■ WHAT THIS TASK INVOLVES ■
Gather the lines below that include the string "content", copying each in full.

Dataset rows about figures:

╭──

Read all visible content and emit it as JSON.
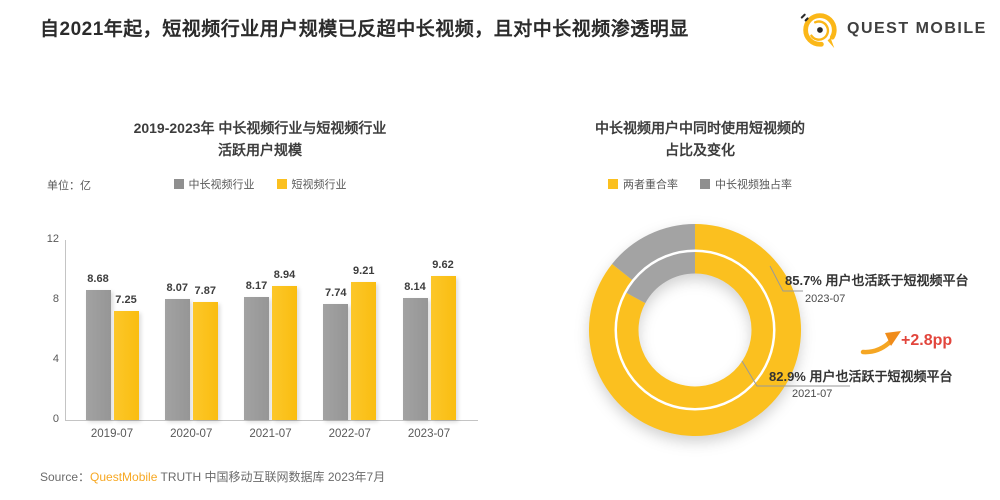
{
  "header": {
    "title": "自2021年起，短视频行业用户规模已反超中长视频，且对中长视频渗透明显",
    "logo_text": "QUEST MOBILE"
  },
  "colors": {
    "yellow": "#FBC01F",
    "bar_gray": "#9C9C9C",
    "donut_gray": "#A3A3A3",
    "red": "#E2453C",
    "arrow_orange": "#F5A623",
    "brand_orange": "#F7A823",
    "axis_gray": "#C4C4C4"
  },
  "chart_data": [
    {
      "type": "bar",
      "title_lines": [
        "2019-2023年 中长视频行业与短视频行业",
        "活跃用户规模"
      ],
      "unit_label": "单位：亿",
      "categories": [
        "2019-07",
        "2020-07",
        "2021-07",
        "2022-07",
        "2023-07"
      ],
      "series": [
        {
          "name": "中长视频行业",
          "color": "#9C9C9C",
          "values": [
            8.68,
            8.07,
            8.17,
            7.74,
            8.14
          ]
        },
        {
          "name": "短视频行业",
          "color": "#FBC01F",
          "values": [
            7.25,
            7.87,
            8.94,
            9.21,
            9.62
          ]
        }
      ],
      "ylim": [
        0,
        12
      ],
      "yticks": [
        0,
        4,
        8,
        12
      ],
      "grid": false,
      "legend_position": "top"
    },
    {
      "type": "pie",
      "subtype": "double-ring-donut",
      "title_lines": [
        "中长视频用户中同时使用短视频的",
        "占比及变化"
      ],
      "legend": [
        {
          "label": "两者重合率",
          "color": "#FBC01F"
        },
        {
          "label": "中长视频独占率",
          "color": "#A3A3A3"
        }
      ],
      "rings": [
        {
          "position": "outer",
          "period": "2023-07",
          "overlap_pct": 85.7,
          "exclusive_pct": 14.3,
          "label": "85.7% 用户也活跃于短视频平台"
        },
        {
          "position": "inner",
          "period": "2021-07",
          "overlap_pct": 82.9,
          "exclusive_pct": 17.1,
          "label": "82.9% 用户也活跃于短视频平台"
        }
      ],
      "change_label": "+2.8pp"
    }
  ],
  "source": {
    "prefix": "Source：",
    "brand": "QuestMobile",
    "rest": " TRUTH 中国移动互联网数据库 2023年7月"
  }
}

╰──
╭──

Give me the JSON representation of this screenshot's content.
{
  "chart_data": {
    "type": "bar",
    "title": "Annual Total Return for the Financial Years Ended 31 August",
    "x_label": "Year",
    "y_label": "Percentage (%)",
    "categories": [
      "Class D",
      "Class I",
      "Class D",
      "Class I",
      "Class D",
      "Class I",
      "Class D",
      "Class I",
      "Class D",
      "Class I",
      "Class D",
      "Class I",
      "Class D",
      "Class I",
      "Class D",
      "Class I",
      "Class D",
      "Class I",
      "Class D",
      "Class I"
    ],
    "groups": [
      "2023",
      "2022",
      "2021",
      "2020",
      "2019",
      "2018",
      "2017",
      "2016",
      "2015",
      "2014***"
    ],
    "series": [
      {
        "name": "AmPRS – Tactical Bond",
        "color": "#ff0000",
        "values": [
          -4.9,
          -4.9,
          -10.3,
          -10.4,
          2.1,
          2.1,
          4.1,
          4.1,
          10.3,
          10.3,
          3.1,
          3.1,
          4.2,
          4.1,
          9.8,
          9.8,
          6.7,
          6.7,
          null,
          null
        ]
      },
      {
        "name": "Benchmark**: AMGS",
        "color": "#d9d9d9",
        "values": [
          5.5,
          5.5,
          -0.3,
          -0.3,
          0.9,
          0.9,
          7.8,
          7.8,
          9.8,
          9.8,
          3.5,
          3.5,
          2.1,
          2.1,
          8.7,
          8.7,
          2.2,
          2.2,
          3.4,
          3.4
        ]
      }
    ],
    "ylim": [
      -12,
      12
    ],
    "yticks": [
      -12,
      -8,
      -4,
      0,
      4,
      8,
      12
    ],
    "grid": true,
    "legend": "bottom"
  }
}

╰──
╭──

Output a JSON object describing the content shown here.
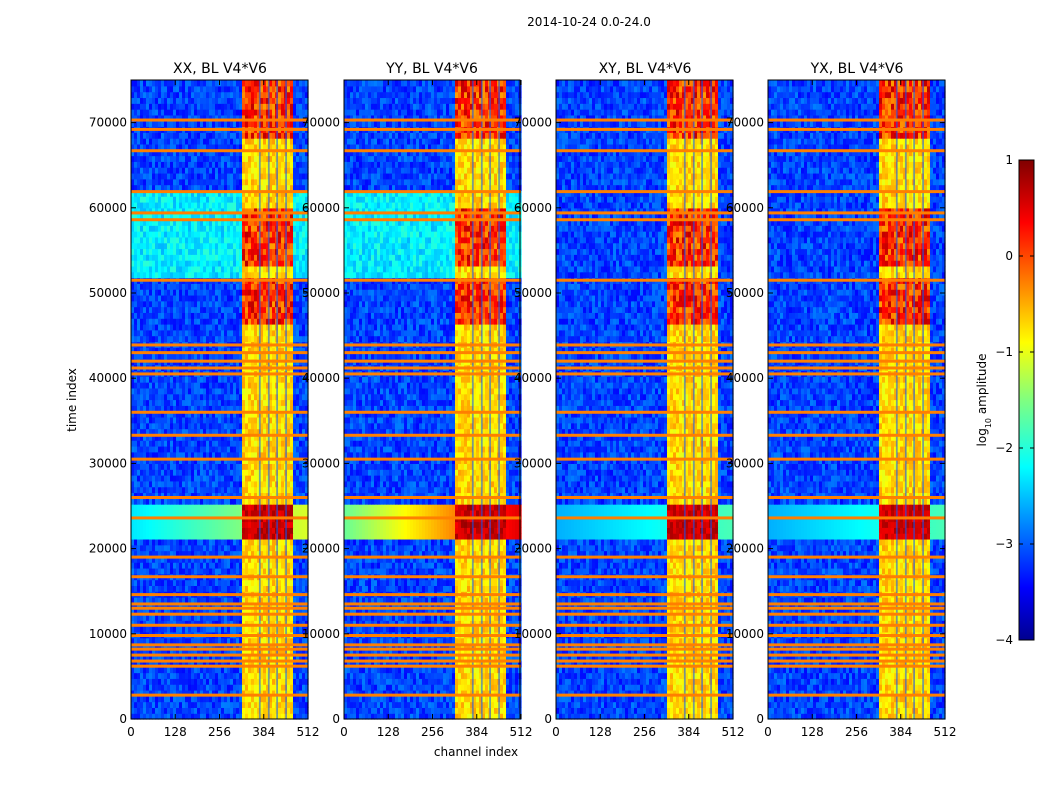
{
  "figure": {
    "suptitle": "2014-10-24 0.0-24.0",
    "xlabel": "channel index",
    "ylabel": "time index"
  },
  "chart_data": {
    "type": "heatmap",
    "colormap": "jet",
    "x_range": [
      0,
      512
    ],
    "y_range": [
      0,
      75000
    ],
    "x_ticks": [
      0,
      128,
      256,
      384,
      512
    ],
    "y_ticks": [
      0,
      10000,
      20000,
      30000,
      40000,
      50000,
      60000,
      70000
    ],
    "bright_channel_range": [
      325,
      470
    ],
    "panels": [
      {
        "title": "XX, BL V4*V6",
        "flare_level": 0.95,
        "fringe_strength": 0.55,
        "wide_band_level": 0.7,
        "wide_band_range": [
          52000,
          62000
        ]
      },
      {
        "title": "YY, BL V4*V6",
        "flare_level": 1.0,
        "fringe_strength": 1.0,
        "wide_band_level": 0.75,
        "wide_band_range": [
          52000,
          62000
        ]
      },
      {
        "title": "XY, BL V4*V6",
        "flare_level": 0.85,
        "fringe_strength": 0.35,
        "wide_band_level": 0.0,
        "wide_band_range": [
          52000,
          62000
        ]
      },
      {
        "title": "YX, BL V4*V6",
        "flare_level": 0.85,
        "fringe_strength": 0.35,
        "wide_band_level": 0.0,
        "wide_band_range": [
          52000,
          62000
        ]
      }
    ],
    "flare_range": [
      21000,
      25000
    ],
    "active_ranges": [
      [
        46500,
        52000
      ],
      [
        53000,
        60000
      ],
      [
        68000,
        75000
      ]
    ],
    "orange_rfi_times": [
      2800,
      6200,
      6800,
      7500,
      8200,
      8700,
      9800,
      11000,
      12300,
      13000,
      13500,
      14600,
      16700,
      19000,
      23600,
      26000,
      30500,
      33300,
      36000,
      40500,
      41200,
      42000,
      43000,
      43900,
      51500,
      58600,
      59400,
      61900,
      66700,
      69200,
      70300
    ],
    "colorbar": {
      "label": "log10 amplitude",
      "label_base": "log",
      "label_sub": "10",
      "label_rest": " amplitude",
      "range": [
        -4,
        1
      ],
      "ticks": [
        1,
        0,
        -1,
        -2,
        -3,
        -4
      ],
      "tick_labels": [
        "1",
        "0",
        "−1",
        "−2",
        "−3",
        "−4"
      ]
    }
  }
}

╰──

■ RIGHT ANSWER ■
Read all visible content and emit it as JSON.
Give me the JSON representation of this screenshot's content.
Output a JSON object describing the content shown here.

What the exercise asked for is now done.